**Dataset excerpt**

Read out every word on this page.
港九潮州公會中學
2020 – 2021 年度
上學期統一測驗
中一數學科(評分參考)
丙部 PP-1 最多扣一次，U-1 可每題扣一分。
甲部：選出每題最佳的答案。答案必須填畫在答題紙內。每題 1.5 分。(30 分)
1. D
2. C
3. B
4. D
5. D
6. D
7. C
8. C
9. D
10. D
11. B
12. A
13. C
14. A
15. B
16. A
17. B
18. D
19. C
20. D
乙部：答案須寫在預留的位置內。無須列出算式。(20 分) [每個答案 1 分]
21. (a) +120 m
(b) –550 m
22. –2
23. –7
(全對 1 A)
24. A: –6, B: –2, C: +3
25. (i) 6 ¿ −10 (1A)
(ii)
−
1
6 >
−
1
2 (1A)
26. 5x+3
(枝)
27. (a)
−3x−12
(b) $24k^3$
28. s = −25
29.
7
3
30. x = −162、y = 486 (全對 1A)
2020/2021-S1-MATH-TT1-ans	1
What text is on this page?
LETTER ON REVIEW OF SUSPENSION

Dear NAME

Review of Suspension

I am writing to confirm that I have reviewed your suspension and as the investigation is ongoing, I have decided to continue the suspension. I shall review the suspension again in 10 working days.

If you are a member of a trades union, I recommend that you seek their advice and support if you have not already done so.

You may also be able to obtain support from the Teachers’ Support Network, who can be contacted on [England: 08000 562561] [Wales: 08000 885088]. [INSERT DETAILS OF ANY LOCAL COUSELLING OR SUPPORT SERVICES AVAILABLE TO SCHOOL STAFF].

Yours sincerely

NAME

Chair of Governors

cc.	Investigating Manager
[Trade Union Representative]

**SHORT EXERCISE**
Every line holding "that" should be copied out.

**THE OUTPUT**
I am writing to confirm that I have reviewed your suspension and as the investigation is ongoing, I have decided to continue the suspension. I shall review the suspension again in 10 working days.
If you are a member of a trades union, I recommend that you seek their advice and support if you have not already done so.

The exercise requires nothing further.